*TASK*:
In your copy, repeat the records exactly and leave out the pictures.

====== DATA FOR PROCESSING ======

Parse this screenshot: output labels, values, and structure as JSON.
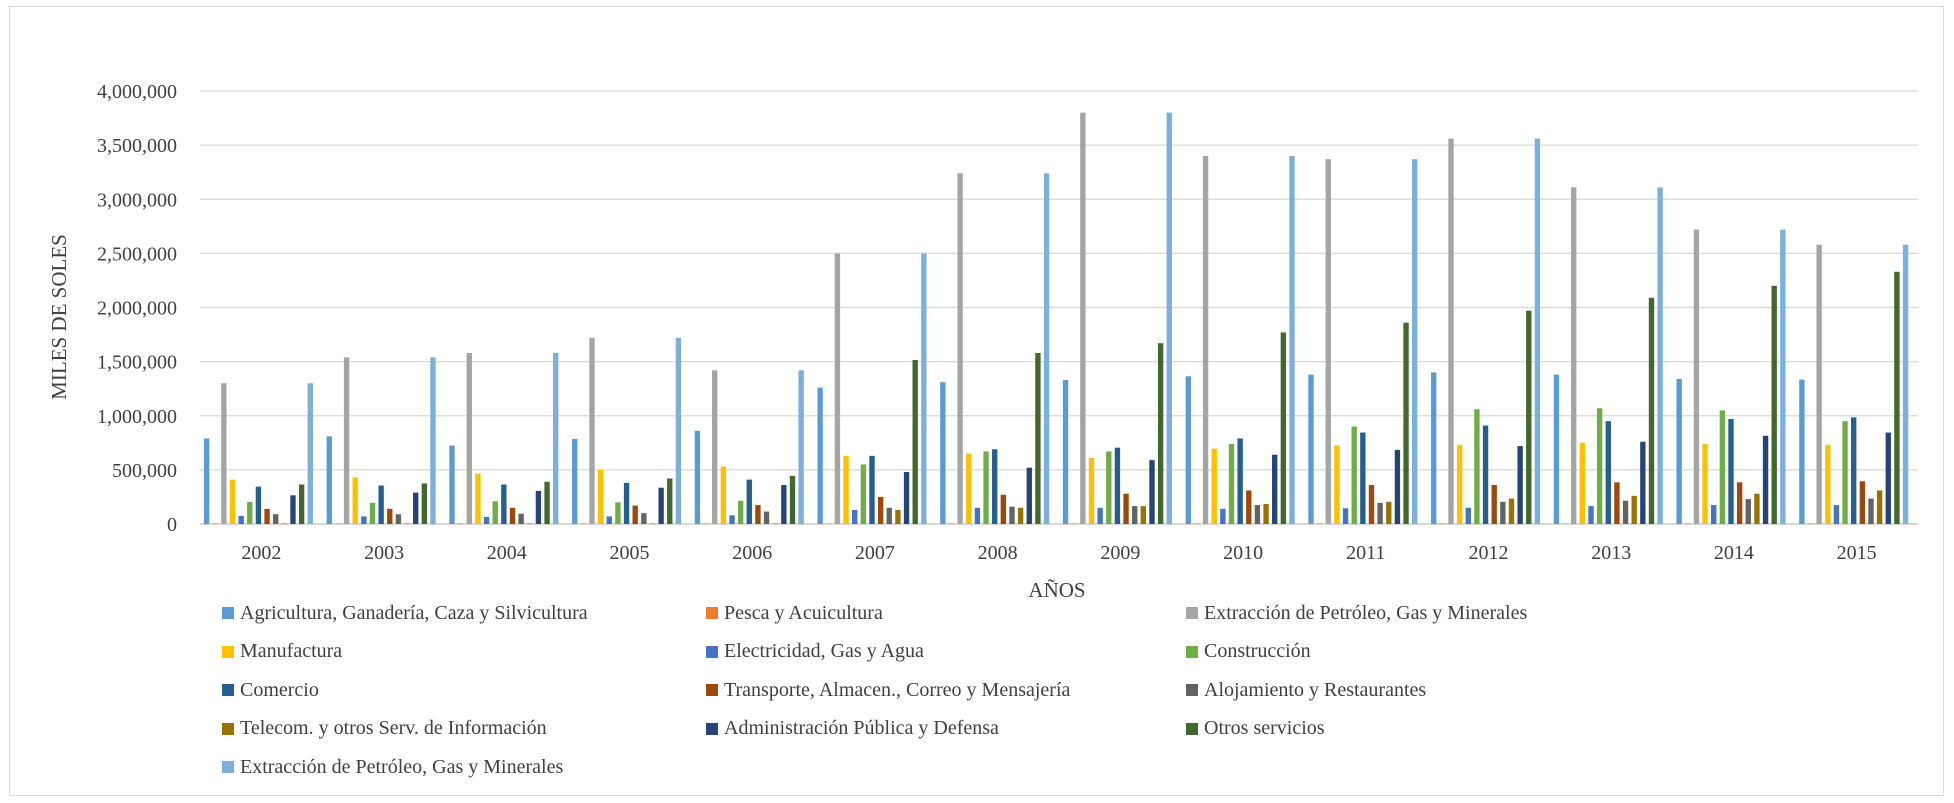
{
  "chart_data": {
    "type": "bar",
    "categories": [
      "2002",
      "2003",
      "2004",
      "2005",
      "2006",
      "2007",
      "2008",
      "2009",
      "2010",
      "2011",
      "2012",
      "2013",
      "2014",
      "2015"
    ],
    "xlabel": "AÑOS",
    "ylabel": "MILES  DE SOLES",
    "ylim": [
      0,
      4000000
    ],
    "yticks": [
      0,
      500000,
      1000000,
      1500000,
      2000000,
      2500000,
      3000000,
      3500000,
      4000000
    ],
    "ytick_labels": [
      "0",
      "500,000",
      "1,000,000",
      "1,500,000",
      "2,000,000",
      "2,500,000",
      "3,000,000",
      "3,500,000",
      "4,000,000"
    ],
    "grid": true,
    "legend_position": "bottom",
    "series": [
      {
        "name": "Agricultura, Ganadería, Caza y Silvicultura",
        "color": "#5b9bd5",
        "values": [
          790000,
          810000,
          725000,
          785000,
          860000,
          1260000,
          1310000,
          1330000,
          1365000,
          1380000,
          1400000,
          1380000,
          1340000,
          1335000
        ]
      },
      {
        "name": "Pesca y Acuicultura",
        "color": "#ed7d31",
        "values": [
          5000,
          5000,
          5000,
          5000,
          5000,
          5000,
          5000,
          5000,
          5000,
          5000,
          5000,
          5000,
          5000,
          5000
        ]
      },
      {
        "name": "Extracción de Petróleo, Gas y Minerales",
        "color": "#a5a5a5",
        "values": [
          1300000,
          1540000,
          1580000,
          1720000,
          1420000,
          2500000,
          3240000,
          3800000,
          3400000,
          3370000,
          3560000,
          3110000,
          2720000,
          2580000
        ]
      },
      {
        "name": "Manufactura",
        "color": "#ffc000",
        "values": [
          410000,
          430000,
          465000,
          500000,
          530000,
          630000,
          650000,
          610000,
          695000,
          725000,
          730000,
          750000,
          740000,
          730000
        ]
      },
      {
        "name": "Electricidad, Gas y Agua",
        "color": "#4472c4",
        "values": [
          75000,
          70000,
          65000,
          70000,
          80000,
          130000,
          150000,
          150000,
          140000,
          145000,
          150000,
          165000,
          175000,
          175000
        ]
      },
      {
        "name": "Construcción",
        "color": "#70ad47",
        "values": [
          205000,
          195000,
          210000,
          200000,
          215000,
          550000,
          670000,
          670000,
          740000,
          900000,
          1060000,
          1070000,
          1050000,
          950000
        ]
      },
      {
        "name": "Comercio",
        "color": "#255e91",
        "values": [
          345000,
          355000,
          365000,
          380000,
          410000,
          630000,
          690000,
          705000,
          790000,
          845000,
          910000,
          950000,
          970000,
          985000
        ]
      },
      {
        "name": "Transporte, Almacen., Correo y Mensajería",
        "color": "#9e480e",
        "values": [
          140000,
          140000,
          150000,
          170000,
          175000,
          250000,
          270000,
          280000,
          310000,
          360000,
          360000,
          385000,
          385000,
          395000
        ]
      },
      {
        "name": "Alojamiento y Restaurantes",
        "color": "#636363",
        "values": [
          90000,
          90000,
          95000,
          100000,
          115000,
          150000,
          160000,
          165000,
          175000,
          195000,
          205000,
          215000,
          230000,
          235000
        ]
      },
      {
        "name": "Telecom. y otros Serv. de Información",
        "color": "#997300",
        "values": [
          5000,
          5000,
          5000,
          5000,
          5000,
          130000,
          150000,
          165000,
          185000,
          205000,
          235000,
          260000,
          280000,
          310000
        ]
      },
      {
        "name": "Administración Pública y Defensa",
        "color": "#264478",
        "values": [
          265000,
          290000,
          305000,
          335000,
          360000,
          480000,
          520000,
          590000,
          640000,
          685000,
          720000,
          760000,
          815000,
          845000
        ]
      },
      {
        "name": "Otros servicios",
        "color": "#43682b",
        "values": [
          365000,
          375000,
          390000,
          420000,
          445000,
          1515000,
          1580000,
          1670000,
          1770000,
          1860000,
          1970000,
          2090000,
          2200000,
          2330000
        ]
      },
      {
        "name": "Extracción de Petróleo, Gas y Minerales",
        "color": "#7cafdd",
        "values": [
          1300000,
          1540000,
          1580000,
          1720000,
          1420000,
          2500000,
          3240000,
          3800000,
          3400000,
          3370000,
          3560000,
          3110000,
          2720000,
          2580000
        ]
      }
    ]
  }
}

======

*ANSWER TO THE EXERCISE*:
Parse this screenshot: output labels, values, and structure as JSON.
{
  "chart_data": {
    "type": "bar",
    "categories": [
      "2002",
      "2003",
      "2004",
      "2005",
      "2006",
      "2007",
      "2008",
      "2009",
      "2010",
      "2011",
      "2012",
      "2013",
      "2014",
      "2015"
    ],
    "xlabel": "AÑOS",
    "ylabel": "MILES  DE SOLES",
    "ylim": [
      0,
      4000000
    ],
    "yticks": [
      0,
      500000,
      1000000,
      1500000,
      2000000,
      2500000,
      3000000,
      3500000,
      4000000
    ],
    "ytick_labels": [
      "0",
      "500,000",
      "1,000,000",
      "1,500,000",
      "2,000,000",
      "2,500,000",
      "3,000,000",
      "3,500,000",
      "4,000,000"
    ],
    "grid": true,
    "legend_position": "bottom",
    "series": [
      {
        "name": "Agricultura, Ganadería, Caza y Silvicultura",
        "color": "#5b9bd5",
        "values": [
          790000,
          810000,
          725000,
          785000,
          860000,
          1260000,
          1310000,
          1330000,
          1365000,
          1380000,
          1400000,
          1380000,
          1340000,
          1335000
        ]
      },
      {
        "name": "Pesca y Acuicultura",
        "color": "#ed7d31",
        "values": [
          5000,
          5000,
          5000,
          5000,
          5000,
          5000,
          5000,
          5000,
          5000,
          5000,
          5000,
          5000,
          5000,
          5000
        ]
      },
      {
        "name": "Extracción de Petróleo, Gas y Minerales",
        "color": "#a5a5a5",
        "values": [
          1300000,
          1540000,
          1580000,
          1720000,
          1420000,
          2500000,
          3240000,
          3800000,
          3400000,
          3370000,
          3560000,
          3110000,
          2720000,
          2580000
        ]
      },
      {
        "name": "Manufactura",
        "color": "#ffc000",
        "values": [
          410000,
          430000,
          465000,
          500000,
          530000,
          630000,
          650000,
          610000,
          695000,
          725000,
          730000,
          750000,
          740000,
          730000
        ]
      },
      {
        "name": "Electricidad, Gas y Agua",
        "color": "#4472c4",
        "values": [
          75000,
          70000,
          65000,
          70000,
          80000,
          130000,
          150000,
          150000,
          140000,
          145000,
          150000,
          165000,
          175000,
          175000
        ]
      },
      {
        "name": "Construcción",
        "color": "#70ad47",
        "values": [
          205000,
          195000,
          210000,
          200000,
          215000,
          550000,
          670000,
          670000,
          740000,
          900000,
          1060000,
          1070000,
          1050000,
          950000
        ]
      },
      {
        "name": "Comercio",
        "color": "#255e91",
        "values": [
          345000,
          355000,
          365000,
          380000,
          410000,
          630000,
          690000,
          705000,
          790000,
          845000,
          910000,
          950000,
          970000,
          985000
        ]
      },
      {
        "name": "Transporte, Almacen., Correo y Mensajería",
        "color": "#9e480e",
        "values": [
          140000,
          140000,
          150000,
          170000,
          175000,
          250000,
          270000,
          280000,
          310000,
          360000,
          360000,
          385000,
          385000,
          395000
        ]
      },
      {
        "name": "Alojamiento y Restaurantes",
        "color": "#636363",
        "values": [
          90000,
          90000,
          95000,
          100000,
          115000,
          150000,
          160000,
          165000,
          175000,
          195000,
          205000,
          215000,
          230000,
          235000
        ]
      },
      {
        "name": "Telecom. y otros Serv. de Información",
        "color": "#997300",
        "values": [
          5000,
          5000,
          5000,
          5000,
          5000,
          130000,
          150000,
          165000,
          185000,
          205000,
          235000,
          260000,
          280000,
          310000
        ]
      },
      {
        "name": "Administración Pública y Defensa",
        "color": "#264478",
        "values": [
          265000,
          290000,
          305000,
          335000,
          360000,
          480000,
          520000,
          590000,
          640000,
          685000,
          720000,
          760000,
          815000,
          845000
        ]
      },
      {
        "name": "Otros servicios",
        "color": "#43682b",
        "values": [
          365000,
          375000,
          390000,
          420000,
          445000,
          1515000,
          1580000,
          1670000,
          1770000,
          1860000,
          1970000,
          2090000,
          2200000,
          2330000
        ]
      },
      {
        "name": "Extracción de Petróleo, Gas y Minerales",
        "color": "#7cafdd",
        "values": [
          1300000,
          1540000,
          1580000,
          1720000,
          1420000,
          2500000,
          3240000,
          3800000,
          3400000,
          3370000,
          3560000,
          3110000,
          2720000,
          2580000
        ]
      }
    ]
  }
}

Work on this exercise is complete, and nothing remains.